**Task details:**
Quote all entries exactly, leaving pictures aside.

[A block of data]
= = =
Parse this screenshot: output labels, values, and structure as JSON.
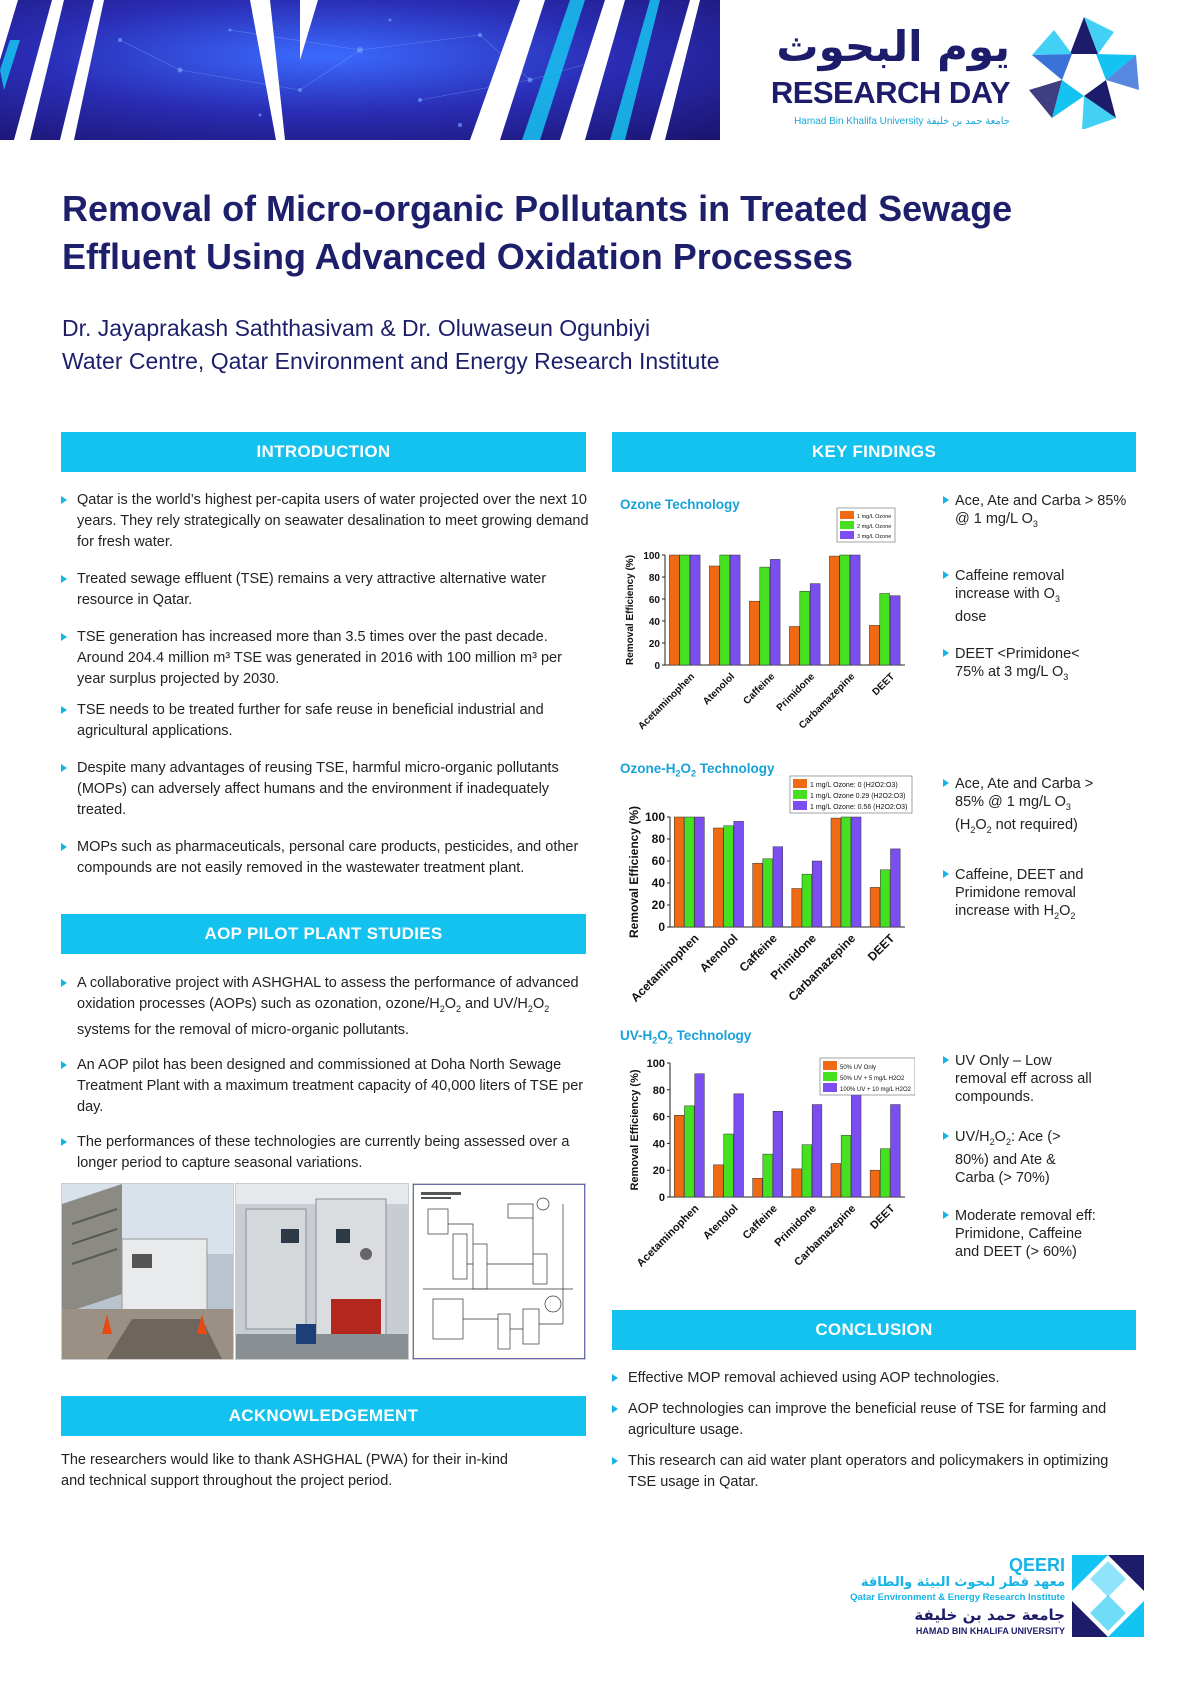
{
  "header": {
    "logo_arabic": "يوم البحوث",
    "logo_english": "RESEARCH DAY",
    "logo_sub": "Hamad Bin Khalifa University  جامعة حمد بن خليفة"
  },
  "title": "Removal of Micro-organic Pollutants in Treated Sewage Effluent Using Advanced Oxidation Processes",
  "authors": "Dr. Jayaprakash Saththasivam & Dr. Oluwaseun Ogunbiyi",
  "affiliation": "Water Centre, Qatar Environment and Energy Research Institute",
  "sections": {
    "introduction": {
      "heading": "INTRODUCTION",
      "bullets": [
        "Qatar is the world’s highest per-capita users of water projected over the next 10 years. They rely strategically on seawater desalination to meet growing demand for fresh water.",
        "Treated sewage effluent (TSE) remains a very attractive alternative water resource in Qatar.",
        "TSE generation has increased more than 3.5 times over the past decade. Around 204.4 million m³ TSE was generated in 2016 with 100 million m³ per year surplus projected by 2030.",
        "TSE needs to be treated further for safe reuse in beneficial industrial and agricultural applications.",
        "Despite many advantages of reusing TSE, harmful micro-organic pollutants (MOPs) can adversely affect humans and the environment if inadequately treated.",
        "MOPs such as pharmaceuticals, personal care products, pesticides, and other compounds are not easily removed in the wastewater treatment plant."
      ]
    },
    "aop": {
      "heading": "AOP PILOT PLANT STUDIES",
      "b1_pre": "A collaborative project with ASHGHAL to assess the performance of advanced oxidation processes (AOPs) such as ozonation, ozone/H",
      "b1_mid": "O",
      "b1_mid2": " and UV/H",
      "b1_post": " systems for the removal of micro-organic pollutants.",
      "sub2": "2",
      "b2": "An AOP pilot has been designed and commissioned at Doha North Sewage Treatment Plant with a maximum treatment capacity of 40,000 liters of TSE per day.",
      "b3": "The performances of these technologies are currently being assessed over a longer period to capture seasonal variations."
    },
    "acknowledgement": {
      "heading": "ACKNOWLEDGEMENT",
      "text": "The researchers would like to thank ASHGHAL (PWA) for their in-kind and technical support throughout the project period."
    },
    "key_findings": {
      "heading": "KEY FINDINGS"
    },
    "conclusion": {
      "heading": "CONCLUSION",
      "bullets": [
        "Effective MOP removal achieved using AOP technologies.",
        "AOP technologies can improve the beneficial reuse of TSE for farming and agriculture usage.",
        "This research can aid water plant operators and policymakers in optimizing TSE usage in Qatar."
      ]
    }
  },
  "findings": {
    "ozone": {
      "f1a": "Ace, Ate and Carba > 85% @ 1 mg/L O",
      "f2a": "Caffeine removal increase with O",
      "f2b": " dose",
      "f3a": "DEET <Primidone< 75% at 3 mg/L O",
      "sub3": "3"
    },
    "ozone_h2o2": {
      "f1a": "Ace, Ate and Carba > 85% @ 1 mg/L O",
      "f1b": " (H",
      "f1c": "O",
      "f1d": " not required)",
      "f2a": "Caffeine, DEET and Primidone removal increase with H",
      "f2b": "O",
      "sub2": "2",
      "sub3": "3"
    },
    "uv_h2o2": {
      "f1": "UV Only – Low removal eff across all compounds.",
      "f2a": "UV/H",
      "f2b": "O",
      "f2c": ": Ace (> 80%) and Ate & Carba (> 70%)",
      "f3": "Moderate removal eff: Primidone, Caffeine and DEET (> 60%)",
      "sub2": "2"
    }
  },
  "footer": {
    "qeeri": "QEERI",
    "qeeri_arabic": "معهد قطر لبحوث البيئة والطاقة",
    "qeeri_full": "Qatar Environment & Energy Research Institute",
    "hbku_arabic": "جامعة حمد بن خليفة",
    "hbku_english": "HAMAD BIN KHALIFA UNIVERSITY"
  },
  "chart_data": [
    {
      "type": "bar",
      "title": "Ozone Technology",
      "ylabel": "Removal Efficiency (%)",
      "ylim": [
        0,
        100
      ],
      "yticks": [
        0,
        20,
        40,
        60,
        80,
        100
      ],
      "categories": [
        "Acetaminophen",
        "Atenolol",
        "Caffeine",
        "Primidone",
        "Carbamazepine",
        "DEET"
      ],
      "series": [
        {
          "name": "1 mg/L Ozone",
          "color": "#f06a14",
          "values": [
            100,
            90,
            58,
            35,
            99,
            36
          ]
        },
        {
          "name": "2 mg/L Ozone",
          "color": "#45e01f",
          "values": [
            100,
            100,
            89,
            67,
            100,
            65
          ]
        },
        {
          "name": "3 mg/L Ozone",
          "color": "#7a4ef0",
          "values": [
            100,
            100,
            96,
            74,
            100,
            63
          ]
        }
      ]
    },
    {
      "type": "bar",
      "title": "Ozone-H2O2 Technology",
      "ylabel": "Removal Efficiency (%)",
      "ylim": [
        0,
        100
      ],
      "yticks": [
        0,
        20,
        40,
        60,
        80,
        100
      ],
      "categories": [
        "Acetaminophen",
        "Atenolol",
        "Caffeine",
        "Primidone",
        "Carbamazepine",
        "DEET"
      ],
      "series": [
        {
          "name": "1 mg/L Ozone: 0 (H2O2:O3)",
          "color": "#f06a14",
          "values": [
            100,
            90,
            58,
            35,
            99,
            36
          ]
        },
        {
          "name": "1 mg/L Ozone 0.29 (H2O2:O3)",
          "color": "#45e01f",
          "values": [
            100,
            92,
            62,
            48,
            100,
            52
          ]
        },
        {
          "name": "1 mg/L Ozone: 0.56 (H2O2:O3)",
          "color": "#7a4ef0",
          "values": [
            100,
            96,
            73,
            60,
            100,
            71
          ]
        }
      ]
    },
    {
      "type": "bar",
      "title": "UV-H2O2 Technology",
      "ylabel": "Removal Efficiency (%)",
      "ylim": [
        0,
        100
      ],
      "yticks": [
        0,
        20,
        40,
        60,
        80,
        100
      ],
      "categories": [
        "Acetaminophen",
        "Atenolol",
        "Caffeine",
        "Primidone",
        "Carbamazepine",
        "DEET"
      ],
      "series": [
        {
          "name": "50% UV Only",
          "color": "#f06a14",
          "values": [
            61,
            24,
            14,
            21,
            25,
            20
          ]
        },
        {
          "name": "50% UV + 5 mg/L H2O2",
          "color": "#45e01f",
          "values": [
            68,
            47,
            32,
            39,
            46,
            36
          ]
        },
        {
          "name": "100% UV + 10 mg/L H2O2",
          "color": "#7a4ef0",
          "values": [
            92,
            77,
            64,
            69,
            78,
            69
          ]
        }
      ]
    }
  ]
}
= = =
**Solved problem:**
Parse this screenshot: output labels, values, and structure as JSON.
{
  "header": {
    "logo_arabic": "يوم البحوث",
    "logo_english": "RESEARCH DAY",
    "logo_sub": "Hamad Bin Khalifa University  جامعة حمد بن خليفة"
  },
  "title": "Removal of Micro-organic Pollutants in Treated Sewage Effluent Using Advanced Oxidation Processes",
  "authors": "Dr. Jayaprakash Saththasivam & Dr. Oluwaseun Ogunbiyi",
  "affiliation": "Water Centre, Qatar Environment and Energy Research Institute",
  "sections": {
    "introduction": {
      "heading": "INTRODUCTION",
      "bullets": [
        "Qatar is the world’s highest per-capita users of water projected over the next 10 years. They rely strategically on seawater desalination to meet growing demand for fresh water.",
        "Treated sewage effluent (TSE) remains a very attractive alternative water resource in Qatar.",
        "TSE generation has increased more than 3.5 times over the past decade. Around 204.4 million m³ TSE was generated in 2016 with 100 million m³ per year surplus projected by 2030.",
        "TSE needs to be treated further for safe reuse in beneficial industrial and agricultural applications.",
        "Despite many advantages of reusing TSE, harmful micro-organic pollutants (MOPs) can adversely affect humans and the environment if inadequately treated.",
        "MOPs such as pharmaceuticals, personal care products, pesticides, and other compounds are not easily removed in the wastewater treatment plant."
      ]
    },
    "aop": {
      "heading": "AOP PILOT PLANT STUDIES",
      "b1_pre": "A collaborative project with ASHGHAL to assess the performance of advanced oxidation processes (AOPs) such as ozonation, ozone/H",
      "b1_mid": "O",
      "b1_mid2": " and UV/H",
      "b1_post": " systems for the removal of micro-organic pollutants.",
      "sub2": "2",
      "b2": "An AOP pilot has been designed and commissioned at Doha North Sewage Treatment Plant with a maximum treatment capacity of 40,000 liters of TSE per day.",
      "b3": "The performances of these technologies are currently being assessed over a longer period to capture seasonal variations."
    },
    "acknowledgement": {
      "heading": "ACKNOWLEDGEMENT",
      "text": "The researchers would like to thank ASHGHAL (PWA) for their in-kind and technical support throughout the project period."
    },
    "key_findings": {
      "heading": "KEY FINDINGS"
    },
    "conclusion": {
      "heading": "CONCLUSION",
      "bullets": [
        "Effective MOP removal achieved using AOP technologies.",
        "AOP technologies can improve the beneficial reuse of TSE for farming and agriculture usage.",
        "This research can aid water plant operators and policymakers in optimizing TSE usage in Qatar."
      ]
    }
  },
  "findings": {
    "ozone": {
      "f1a": "Ace, Ate and Carba > 85% @ 1 mg/L O",
      "f2a": "Caffeine removal increase with O",
      "f2b": " dose",
      "f3a": "DEET <Primidone< 75% at 3 mg/L O",
      "sub3": "3"
    },
    "ozone_h2o2": {
      "f1a": "Ace, Ate and Carba > 85% @ 1 mg/L O",
      "f1b": " (H",
      "f1c": "O",
      "f1d": " not required)",
      "f2a": "Caffeine, DEET and Primidone removal increase with H",
      "f2b": "O",
      "sub2": "2",
      "sub3": "3"
    },
    "uv_h2o2": {
      "f1": "UV Only – Low removal eff across all compounds.",
      "f2a": "UV/H",
      "f2b": "O",
      "f2c": ": Ace (> 80%) and Ate & Carba (> 70%)",
      "f3": "Moderate removal eff: Primidone, Caffeine and DEET (> 60%)",
      "sub2": "2"
    }
  },
  "footer": {
    "qeeri": "QEERI",
    "qeeri_arabic": "معهد قطر لبحوث البيئة والطاقة",
    "qeeri_full": "Qatar Environment & Energy Research Institute",
    "hbku_arabic": "جامعة حمد بن خليفة",
    "hbku_english": "HAMAD BIN KHALIFA UNIVERSITY"
  },
  "chart_data": [
    {
      "type": "bar",
      "title": "Ozone Technology",
      "ylabel": "Removal Efficiency (%)",
      "ylim": [
        0,
        100
      ],
      "yticks": [
        0,
        20,
        40,
        60,
        80,
        100
      ],
      "categories": [
        "Acetaminophen",
        "Atenolol",
        "Caffeine",
        "Primidone",
        "Carbamazepine",
        "DEET"
      ],
      "series": [
        {
          "name": "1 mg/L Ozone",
          "color": "#f06a14",
          "values": [
            100,
            90,
            58,
            35,
            99,
            36
          ]
        },
        {
          "name": "2 mg/L Ozone",
          "color": "#45e01f",
          "values": [
            100,
            100,
            89,
            67,
            100,
            65
          ]
        },
        {
          "name": "3 mg/L Ozone",
          "color": "#7a4ef0",
          "values": [
            100,
            100,
            96,
            74,
            100,
            63
          ]
        }
      ]
    },
    {
      "type": "bar",
      "title": "Ozone-H2O2 Technology",
      "ylabel": "Removal Efficiency (%)",
      "ylim": [
        0,
        100
      ],
      "yticks": [
        0,
        20,
        40,
        60,
        80,
        100
      ],
      "categories": [
        "Acetaminophen",
        "Atenolol",
        "Caffeine",
        "Primidone",
        "Carbamazepine",
        "DEET"
      ],
      "series": [
        {
          "name": "1 mg/L Ozone: 0 (H2O2:O3)",
          "color": "#f06a14",
          "values": [
            100,
            90,
            58,
            35,
            99,
            36
          ]
        },
        {
          "name": "1 mg/L Ozone 0.29 (H2O2:O3)",
          "color": "#45e01f",
          "values": [
            100,
            92,
            62,
            48,
            100,
            52
          ]
        },
        {
          "name": "1 mg/L Ozone: 0.56 (H2O2:O3)",
          "color": "#7a4ef0",
          "values": [
            100,
            96,
            73,
            60,
            100,
            71
          ]
        }
      ]
    },
    {
      "type": "bar",
      "title": "UV-H2O2 Technology",
      "ylabel": "Removal Efficiency (%)",
      "ylim": [
        0,
        100
      ],
      "yticks": [
        0,
        20,
        40,
        60,
        80,
        100
      ],
      "categories": [
        "Acetaminophen",
        "Atenolol",
        "Caffeine",
        "Primidone",
        "Carbamazepine",
        "DEET"
      ],
      "series": [
        {
          "name": "50% UV Only",
          "color": "#f06a14",
          "values": [
            61,
            24,
            14,
            21,
            25,
            20
          ]
        },
        {
          "name": "50% UV + 5 mg/L H2O2",
          "color": "#45e01f",
          "values": [
            68,
            47,
            32,
            39,
            46,
            36
          ]
        },
        {
          "name": "100% UV + 10 mg/L H2O2",
          "color": "#7a4ef0",
          "values": [
            92,
            77,
            64,
            69,
            78,
            69
          ]
        }
      ]
    }
  ]
}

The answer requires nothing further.